--- start Supplied material ---

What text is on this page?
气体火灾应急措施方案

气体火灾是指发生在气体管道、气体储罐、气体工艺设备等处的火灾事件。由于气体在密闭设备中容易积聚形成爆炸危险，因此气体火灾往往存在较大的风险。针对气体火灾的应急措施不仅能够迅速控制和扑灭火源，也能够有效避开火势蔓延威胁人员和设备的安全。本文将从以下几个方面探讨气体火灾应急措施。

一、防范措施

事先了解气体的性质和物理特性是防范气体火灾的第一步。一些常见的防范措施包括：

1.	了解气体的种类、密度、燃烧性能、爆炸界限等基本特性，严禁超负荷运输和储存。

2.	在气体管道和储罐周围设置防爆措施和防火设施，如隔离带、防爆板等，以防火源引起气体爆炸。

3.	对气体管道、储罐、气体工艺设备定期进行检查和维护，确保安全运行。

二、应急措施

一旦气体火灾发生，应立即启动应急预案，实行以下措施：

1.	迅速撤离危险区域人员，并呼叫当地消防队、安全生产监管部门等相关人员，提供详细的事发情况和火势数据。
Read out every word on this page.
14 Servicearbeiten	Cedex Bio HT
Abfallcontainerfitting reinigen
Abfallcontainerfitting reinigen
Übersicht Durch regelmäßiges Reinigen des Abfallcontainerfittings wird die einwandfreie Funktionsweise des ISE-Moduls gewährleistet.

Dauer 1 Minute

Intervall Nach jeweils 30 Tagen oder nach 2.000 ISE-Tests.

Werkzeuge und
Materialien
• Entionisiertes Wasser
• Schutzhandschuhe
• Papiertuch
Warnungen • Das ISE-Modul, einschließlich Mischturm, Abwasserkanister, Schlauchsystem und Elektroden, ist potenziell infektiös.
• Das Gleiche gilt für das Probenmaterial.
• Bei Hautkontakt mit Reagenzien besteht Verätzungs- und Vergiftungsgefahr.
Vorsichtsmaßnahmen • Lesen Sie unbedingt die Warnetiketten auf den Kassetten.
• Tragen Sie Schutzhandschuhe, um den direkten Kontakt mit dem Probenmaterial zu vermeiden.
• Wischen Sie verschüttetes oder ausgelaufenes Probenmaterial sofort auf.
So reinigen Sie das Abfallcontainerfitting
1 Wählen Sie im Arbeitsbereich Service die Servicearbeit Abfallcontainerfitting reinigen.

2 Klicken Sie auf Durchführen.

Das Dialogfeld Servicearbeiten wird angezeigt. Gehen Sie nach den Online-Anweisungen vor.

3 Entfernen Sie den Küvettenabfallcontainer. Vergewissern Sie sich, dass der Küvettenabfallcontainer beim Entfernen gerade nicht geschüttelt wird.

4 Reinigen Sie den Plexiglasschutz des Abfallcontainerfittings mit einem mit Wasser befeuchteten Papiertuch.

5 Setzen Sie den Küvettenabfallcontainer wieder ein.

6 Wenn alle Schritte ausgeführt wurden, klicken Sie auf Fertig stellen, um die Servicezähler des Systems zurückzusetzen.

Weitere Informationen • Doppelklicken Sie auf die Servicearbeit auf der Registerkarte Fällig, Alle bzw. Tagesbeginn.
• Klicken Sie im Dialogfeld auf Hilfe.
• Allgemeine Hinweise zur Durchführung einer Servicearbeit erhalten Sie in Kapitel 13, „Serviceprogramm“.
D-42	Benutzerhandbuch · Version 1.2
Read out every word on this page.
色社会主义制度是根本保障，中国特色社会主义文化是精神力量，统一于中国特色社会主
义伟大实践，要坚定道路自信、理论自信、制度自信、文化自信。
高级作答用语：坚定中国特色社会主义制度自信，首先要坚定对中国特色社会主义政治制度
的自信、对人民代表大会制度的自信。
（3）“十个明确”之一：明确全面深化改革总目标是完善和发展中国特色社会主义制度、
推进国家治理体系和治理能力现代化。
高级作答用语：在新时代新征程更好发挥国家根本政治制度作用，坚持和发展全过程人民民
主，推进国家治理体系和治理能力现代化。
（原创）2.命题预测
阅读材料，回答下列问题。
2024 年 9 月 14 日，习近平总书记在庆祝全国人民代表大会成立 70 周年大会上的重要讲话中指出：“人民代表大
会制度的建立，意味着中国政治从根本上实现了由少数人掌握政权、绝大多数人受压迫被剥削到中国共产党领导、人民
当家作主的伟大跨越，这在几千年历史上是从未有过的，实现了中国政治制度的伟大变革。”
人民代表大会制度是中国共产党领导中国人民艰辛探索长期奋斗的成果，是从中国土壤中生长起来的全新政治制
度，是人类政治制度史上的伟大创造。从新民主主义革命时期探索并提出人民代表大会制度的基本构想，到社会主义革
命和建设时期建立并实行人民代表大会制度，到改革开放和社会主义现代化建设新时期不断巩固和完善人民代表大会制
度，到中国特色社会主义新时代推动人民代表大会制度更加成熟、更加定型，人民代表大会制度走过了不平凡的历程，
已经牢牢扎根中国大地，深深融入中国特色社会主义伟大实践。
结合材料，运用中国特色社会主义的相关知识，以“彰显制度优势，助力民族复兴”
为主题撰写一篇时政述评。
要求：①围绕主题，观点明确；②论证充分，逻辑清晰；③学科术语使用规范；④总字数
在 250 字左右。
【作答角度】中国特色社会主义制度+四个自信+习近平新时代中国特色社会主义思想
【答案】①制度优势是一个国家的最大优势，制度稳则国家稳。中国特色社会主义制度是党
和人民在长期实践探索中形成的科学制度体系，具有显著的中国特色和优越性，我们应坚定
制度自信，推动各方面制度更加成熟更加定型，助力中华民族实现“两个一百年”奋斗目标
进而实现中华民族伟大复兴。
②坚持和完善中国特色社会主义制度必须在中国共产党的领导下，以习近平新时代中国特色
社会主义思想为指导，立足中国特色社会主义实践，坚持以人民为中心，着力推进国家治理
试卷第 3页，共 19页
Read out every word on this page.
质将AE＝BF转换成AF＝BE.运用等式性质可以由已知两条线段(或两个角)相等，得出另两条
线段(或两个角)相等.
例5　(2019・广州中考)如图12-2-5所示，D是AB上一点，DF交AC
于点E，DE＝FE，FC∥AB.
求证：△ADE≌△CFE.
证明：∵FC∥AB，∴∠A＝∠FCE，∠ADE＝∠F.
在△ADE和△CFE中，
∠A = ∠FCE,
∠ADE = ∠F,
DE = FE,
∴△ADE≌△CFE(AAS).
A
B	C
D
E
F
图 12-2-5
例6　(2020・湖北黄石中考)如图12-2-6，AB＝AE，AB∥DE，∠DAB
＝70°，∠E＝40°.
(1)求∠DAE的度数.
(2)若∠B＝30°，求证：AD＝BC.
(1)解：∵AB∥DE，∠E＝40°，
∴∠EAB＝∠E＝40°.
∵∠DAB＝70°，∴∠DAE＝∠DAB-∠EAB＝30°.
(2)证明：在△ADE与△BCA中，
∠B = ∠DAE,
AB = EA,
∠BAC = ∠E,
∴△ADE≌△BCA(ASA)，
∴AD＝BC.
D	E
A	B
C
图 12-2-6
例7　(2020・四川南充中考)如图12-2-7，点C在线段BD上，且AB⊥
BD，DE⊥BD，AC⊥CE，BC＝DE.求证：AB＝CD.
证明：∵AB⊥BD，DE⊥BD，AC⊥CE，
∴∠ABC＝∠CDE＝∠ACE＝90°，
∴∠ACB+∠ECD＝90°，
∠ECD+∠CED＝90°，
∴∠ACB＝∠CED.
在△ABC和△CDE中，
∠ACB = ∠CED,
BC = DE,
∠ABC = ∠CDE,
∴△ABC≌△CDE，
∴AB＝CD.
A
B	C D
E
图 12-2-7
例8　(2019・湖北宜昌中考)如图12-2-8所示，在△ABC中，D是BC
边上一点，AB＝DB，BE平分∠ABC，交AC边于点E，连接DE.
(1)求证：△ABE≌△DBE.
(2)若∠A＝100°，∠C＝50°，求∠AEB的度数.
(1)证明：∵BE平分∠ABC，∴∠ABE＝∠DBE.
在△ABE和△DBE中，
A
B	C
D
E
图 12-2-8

--- end Supplied material ---

• [Aim of the exercise]:
Pull out each line containing the word "BE平分" and copy it.

• [The solution]:
边上一点，AB＝DB，BE平分∠ABC，交AC边于点E，连接DE.
(1)证明：∵BE平分∠ABC，∴∠ABE＝∠DBE.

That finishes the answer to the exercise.